Request: Extract the data exactly, missing nothing.

[Stored data]

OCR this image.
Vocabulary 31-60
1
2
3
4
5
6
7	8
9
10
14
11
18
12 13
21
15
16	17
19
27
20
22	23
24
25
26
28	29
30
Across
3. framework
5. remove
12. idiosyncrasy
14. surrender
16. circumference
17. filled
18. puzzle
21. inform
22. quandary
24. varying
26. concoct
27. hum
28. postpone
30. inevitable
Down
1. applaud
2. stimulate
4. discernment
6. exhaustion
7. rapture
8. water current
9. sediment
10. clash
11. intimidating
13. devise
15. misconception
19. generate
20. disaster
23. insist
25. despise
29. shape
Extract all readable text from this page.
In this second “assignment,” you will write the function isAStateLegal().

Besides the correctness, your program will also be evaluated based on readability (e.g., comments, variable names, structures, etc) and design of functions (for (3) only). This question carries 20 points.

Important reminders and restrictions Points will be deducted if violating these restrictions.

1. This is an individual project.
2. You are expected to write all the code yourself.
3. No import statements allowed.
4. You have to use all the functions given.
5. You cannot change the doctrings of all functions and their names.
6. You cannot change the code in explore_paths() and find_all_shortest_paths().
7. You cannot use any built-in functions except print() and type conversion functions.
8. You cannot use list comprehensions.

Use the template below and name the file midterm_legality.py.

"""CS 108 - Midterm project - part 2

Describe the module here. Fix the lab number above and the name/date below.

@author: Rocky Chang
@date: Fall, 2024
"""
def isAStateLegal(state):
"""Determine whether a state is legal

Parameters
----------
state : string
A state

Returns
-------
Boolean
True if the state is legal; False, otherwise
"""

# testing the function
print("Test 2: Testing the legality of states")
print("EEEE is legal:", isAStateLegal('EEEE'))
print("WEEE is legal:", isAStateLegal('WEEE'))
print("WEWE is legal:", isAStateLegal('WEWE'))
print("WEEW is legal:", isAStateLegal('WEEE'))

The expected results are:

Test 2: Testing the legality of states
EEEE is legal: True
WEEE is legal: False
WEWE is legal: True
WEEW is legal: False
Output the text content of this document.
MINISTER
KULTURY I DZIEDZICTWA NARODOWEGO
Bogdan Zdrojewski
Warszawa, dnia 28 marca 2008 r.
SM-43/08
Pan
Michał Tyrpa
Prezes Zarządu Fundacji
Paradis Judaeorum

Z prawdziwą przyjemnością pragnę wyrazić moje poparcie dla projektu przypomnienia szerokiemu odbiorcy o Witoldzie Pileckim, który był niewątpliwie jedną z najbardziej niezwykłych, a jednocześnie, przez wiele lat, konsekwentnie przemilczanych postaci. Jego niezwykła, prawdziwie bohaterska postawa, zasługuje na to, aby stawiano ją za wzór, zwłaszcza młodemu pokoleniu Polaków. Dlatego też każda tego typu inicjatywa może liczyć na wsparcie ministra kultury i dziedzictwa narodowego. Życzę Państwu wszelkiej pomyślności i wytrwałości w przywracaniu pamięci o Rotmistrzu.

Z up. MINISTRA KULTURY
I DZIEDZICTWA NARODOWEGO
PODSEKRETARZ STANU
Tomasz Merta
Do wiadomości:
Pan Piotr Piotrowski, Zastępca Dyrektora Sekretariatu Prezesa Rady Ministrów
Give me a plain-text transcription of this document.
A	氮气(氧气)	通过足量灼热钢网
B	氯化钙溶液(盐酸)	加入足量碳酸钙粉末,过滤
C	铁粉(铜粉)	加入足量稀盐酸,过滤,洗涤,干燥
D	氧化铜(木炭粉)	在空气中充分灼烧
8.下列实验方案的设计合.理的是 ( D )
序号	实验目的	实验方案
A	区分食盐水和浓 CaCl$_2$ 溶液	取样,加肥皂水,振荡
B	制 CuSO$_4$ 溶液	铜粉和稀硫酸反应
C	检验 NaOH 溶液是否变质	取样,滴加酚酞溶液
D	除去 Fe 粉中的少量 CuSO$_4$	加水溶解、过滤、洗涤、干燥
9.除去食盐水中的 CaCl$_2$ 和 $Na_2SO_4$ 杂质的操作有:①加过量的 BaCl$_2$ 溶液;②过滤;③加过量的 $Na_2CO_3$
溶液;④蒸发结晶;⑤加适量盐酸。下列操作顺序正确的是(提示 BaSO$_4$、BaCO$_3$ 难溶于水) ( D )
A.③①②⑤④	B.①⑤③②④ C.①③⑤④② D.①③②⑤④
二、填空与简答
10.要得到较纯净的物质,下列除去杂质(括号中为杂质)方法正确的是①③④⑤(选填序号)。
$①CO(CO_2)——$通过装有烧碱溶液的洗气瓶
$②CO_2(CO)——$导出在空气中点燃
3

Correct answer:
OCR this image.
Vocabulary 31-60
1
2
3
4
5
6
7	8
9
10
14
11
18
12 13
21
15
16	17
19
27
20
22	23
24
25
26
28	29
30
Across
3. framework
5. remove
12. idiosyncrasy
14. surrender
16. circumference
17. filled
18. puzzle
21. inform
22. quandary
24. varying
26. concoct
27. hum
28. postpone
30. inevitable
Down
1. applaud
2. stimulate
4. discernment
6. exhaustion
7. rapture
8. water current
9. sediment
10. clash
11. intimidating
13. devise
15. misconception
19. generate
20. disaster
23. insist
25. despise
29. shape
Extract all readable text from this page.
In this second “assignment,” you will write the function isAStateLegal().

Besides the correctness, your program will also be evaluated based on readability (e.g., comments, variable names, structures, etc) and design of functions (for (3) only). This question carries 20 points.

Important reminders and restrictions Points will be deducted if violating these restrictions.

1. This is an individual project.
2. You are expected to write all the code yourself.
3. No import statements allowed.
4. You have to use all the functions given.
5. You cannot change the doctrings of all functions and their names.
6. You cannot change the code in explore_paths() and find_all_shortest_paths().
7. You cannot use any built-in functions except print() and type conversion functions.
8. You cannot use list comprehensions.

Use the template below and name the file midterm_legality.py.

"""CS 108 - Midterm project - part 2

Describe the module here. Fix the lab number above and the name/date below.

@author: Rocky Chang
@date: Fall, 2024
"""
def isAStateLegal(state):
"""Determine whether a state is legal

Parameters
----------
state : string
A state

Returns
-------
Boolean
True if the state is legal; False, otherwise
"""

# testing the function
print("Test 2: Testing the legality of states")
print("EEEE is legal:", isAStateLegal('EEEE'))
print("WEEE is legal:", isAStateLegal('WEEE'))
print("WEWE is legal:", isAStateLegal('WEWE'))
print("WEEW is legal:", isAStateLegal('WEEE'))

The expected results are:

Test 2: Testing the legality of states
EEEE is legal: True
WEEE is legal: False
WEWE is legal: True
WEEW is legal: False
Output the text content of this document.
MINISTER
KULTURY I DZIEDZICTWA NARODOWEGO
Bogdan Zdrojewski
Warszawa, dnia 28 marca 2008 r.
SM-43/08
Pan
Michał Tyrpa
Prezes Zarządu Fundacji
Paradis Judaeorum

Z prawdziwą przyjemnością pragnę wyrazić moje poparcie dla projektu przypomnienia szerokiemu odbiorcy o Witoldzie Pileckim, który był niewątpliwie jedną z najbardziej niezwykłych, a jednocześnie, przez wiele lat, konsekwentnie przemilczanych postaci. Jego niezwykła, prawdziwie bohaterska postawa, zasługuje na to, aby stawiano ją za wzór, zwłaszcza młodemu pokoleniu Polaków. Dlatego też każda tego typu inicjatywa może liczyć na wsparcie ministra kultury i dziedzictwa narodowego. Życzę Państwu wszelkiej pomyślności i wytrwałości w przywracaniu pamięci o Rotmistrzu.

Z up. MINISTRA KULTURY
I DZIEDZICTWA NARODOWEGO
PODSEKRETARZ STANU
Tomasz Merta
Do wiadomości:
Pan Piotr Piotrowski, Zastępca Dyrektora Sekretariatu Prezesa Rady Ministrów
Give me a plain-text transcription of this document.
A	氮气(氧气)	通过足量灼热钢网
B	氯化钙溶液(盐酸)	加入足量碳酸钙粉末,过滤
C	铁粉(铜粉)	加入足量稀盐酸,过滤,洗涤,干燥
D	氧化铜(木炭粉)	在空气中充分灼烧
8.下列实验方案的设计合.理的是 ( D )
序号	实验目的	实验方案
A	区分食盐水和浓 CaCl$_2$ 溶液	取样,加肥皂水,振荡
B	制 CuSO$_4$ 溶液	铜粉和稀硫酸反应
C	检验 NaOH 溶液是否变质	取样,滴加酚酞溶液
D	除去 Fe 粉中的少量 CuSO$_4$	加水溶解、过滤、洗涤、干燥
9.除去食盐水中的 CaCl$_2$ 和 $Na_2SO_4$ 杂质的操作有:①加过量的 BaCl$_2$ 溶液;②过滤;③加过量的 $Na_2CO_3$
溶液;④蒸发结晶;⑤加适量盐酸。下列操作顺序正确的是(提示 BaSO$_4$、BaCO$_3$ 难溶于水) ( D )
A.③①②⑤④	B.①⑤③②④ C.①③⑤④② D.①③②⑤④
二、填空与简答
10.要得到较纯净的物质,下列除去杂质(括号中为杂质)方法正确的是①③④⑤(选填序号)。
$①CO(CO_2)——$通过装有烧碱溶液的洗气瓶
$②CO_2(CO)——$导出在空气中点燃
3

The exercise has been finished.